▶ THE TASK
Wherever "audience" appears in a line, list that line.

Stored data:
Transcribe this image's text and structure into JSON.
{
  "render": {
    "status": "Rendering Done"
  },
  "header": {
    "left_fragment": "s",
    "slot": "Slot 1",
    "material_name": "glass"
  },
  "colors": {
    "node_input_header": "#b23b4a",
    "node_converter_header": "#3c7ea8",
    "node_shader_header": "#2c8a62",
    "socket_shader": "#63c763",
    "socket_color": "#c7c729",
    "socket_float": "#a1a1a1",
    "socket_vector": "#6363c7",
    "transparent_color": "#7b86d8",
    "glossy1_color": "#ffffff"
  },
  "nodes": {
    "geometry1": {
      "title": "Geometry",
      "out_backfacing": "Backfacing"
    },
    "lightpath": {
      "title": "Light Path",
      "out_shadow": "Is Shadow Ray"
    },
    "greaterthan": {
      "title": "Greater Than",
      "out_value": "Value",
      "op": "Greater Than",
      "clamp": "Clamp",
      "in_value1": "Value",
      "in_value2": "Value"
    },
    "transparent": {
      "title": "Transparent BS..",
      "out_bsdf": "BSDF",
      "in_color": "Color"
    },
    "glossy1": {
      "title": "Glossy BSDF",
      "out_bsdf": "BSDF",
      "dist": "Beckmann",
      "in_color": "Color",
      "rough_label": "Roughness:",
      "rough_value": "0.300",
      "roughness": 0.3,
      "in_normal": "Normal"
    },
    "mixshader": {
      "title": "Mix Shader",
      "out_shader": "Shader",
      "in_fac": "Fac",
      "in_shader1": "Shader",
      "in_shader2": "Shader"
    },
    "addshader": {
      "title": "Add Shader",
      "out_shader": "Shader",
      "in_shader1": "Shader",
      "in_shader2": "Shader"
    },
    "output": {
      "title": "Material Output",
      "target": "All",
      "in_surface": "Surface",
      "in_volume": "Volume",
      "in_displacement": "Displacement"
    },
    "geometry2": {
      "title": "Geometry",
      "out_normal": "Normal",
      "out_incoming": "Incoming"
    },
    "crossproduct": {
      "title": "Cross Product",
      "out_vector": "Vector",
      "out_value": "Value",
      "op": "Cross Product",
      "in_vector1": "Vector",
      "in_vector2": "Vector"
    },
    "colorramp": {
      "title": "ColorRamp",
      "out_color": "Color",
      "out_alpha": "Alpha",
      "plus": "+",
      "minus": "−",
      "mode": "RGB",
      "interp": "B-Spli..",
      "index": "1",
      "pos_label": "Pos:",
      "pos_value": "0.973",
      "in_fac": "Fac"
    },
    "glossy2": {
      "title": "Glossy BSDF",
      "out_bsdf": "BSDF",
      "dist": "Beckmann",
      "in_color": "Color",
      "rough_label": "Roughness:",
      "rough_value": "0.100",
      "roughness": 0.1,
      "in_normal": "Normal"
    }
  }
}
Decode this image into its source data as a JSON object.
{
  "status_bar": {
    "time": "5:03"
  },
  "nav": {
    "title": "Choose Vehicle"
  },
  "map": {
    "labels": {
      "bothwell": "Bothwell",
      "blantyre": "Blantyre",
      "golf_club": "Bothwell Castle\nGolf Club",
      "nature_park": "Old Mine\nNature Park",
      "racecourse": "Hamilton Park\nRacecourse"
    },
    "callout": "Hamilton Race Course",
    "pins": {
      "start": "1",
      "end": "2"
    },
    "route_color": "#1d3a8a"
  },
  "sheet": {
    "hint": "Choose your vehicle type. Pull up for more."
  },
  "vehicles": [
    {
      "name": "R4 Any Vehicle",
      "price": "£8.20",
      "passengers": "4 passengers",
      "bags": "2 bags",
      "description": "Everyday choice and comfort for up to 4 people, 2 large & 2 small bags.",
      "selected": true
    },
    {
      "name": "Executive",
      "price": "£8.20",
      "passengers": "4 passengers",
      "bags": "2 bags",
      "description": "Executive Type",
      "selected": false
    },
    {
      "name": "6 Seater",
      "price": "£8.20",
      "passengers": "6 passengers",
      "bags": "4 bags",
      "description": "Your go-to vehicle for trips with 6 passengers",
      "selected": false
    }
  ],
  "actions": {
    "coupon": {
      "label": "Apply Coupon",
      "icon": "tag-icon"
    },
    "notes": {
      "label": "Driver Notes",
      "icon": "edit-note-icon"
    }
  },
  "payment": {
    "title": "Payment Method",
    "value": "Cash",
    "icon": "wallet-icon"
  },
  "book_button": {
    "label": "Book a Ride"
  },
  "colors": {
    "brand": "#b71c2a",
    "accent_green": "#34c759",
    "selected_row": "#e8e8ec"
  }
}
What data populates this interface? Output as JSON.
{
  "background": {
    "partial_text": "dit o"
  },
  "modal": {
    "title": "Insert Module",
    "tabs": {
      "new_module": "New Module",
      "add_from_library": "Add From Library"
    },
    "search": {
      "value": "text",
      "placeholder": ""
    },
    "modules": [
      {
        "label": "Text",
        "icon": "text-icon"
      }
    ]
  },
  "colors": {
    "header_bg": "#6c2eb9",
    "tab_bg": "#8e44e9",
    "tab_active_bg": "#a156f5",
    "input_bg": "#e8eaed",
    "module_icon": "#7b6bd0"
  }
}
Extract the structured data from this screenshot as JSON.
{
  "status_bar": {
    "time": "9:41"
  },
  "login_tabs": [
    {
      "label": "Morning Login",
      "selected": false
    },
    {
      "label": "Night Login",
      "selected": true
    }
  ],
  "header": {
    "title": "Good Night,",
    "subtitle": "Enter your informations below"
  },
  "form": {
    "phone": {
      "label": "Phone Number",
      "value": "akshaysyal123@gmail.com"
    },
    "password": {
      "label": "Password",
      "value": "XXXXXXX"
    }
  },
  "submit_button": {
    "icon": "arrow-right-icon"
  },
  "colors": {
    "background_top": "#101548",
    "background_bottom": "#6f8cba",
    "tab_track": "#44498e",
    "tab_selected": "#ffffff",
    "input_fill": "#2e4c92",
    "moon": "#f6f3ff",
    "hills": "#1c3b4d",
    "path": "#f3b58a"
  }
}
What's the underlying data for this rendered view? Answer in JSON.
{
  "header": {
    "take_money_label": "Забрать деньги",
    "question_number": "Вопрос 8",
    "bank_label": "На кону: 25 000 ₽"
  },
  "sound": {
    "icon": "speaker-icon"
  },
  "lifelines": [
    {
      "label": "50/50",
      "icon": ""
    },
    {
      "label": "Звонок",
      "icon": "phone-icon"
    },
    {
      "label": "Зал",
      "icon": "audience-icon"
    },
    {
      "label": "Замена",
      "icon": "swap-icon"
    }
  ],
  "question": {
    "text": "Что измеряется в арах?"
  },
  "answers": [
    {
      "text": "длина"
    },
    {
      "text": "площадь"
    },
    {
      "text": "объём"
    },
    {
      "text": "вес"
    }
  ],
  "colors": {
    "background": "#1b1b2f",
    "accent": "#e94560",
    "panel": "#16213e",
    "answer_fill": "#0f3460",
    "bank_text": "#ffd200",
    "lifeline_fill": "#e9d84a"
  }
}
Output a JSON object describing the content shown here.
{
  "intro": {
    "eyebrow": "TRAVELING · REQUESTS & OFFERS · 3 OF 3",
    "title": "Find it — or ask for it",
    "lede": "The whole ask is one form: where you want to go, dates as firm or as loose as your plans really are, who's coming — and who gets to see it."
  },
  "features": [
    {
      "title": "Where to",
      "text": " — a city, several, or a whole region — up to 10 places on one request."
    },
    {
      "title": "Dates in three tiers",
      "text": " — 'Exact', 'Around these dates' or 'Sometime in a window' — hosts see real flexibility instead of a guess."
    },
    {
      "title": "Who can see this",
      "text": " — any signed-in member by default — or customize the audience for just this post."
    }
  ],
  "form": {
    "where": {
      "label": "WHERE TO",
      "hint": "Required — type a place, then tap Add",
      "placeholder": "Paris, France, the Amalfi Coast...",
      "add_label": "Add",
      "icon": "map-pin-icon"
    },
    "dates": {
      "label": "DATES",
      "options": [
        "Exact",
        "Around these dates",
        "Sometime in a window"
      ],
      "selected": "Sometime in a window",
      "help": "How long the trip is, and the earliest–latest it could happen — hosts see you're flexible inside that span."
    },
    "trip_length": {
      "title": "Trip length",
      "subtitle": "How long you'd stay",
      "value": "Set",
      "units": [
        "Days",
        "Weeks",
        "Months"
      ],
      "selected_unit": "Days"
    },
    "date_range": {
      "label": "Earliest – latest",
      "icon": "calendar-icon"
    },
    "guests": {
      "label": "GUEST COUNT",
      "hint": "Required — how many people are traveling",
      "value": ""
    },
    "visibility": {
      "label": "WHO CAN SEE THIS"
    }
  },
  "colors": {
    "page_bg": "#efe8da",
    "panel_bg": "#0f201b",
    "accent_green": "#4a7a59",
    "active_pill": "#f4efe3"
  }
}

▶ ANSWER TO THIS PROBLEM
      "icon": "audience-icon"
      "text": " — any signed-in member by default — or customize the audience for just this post."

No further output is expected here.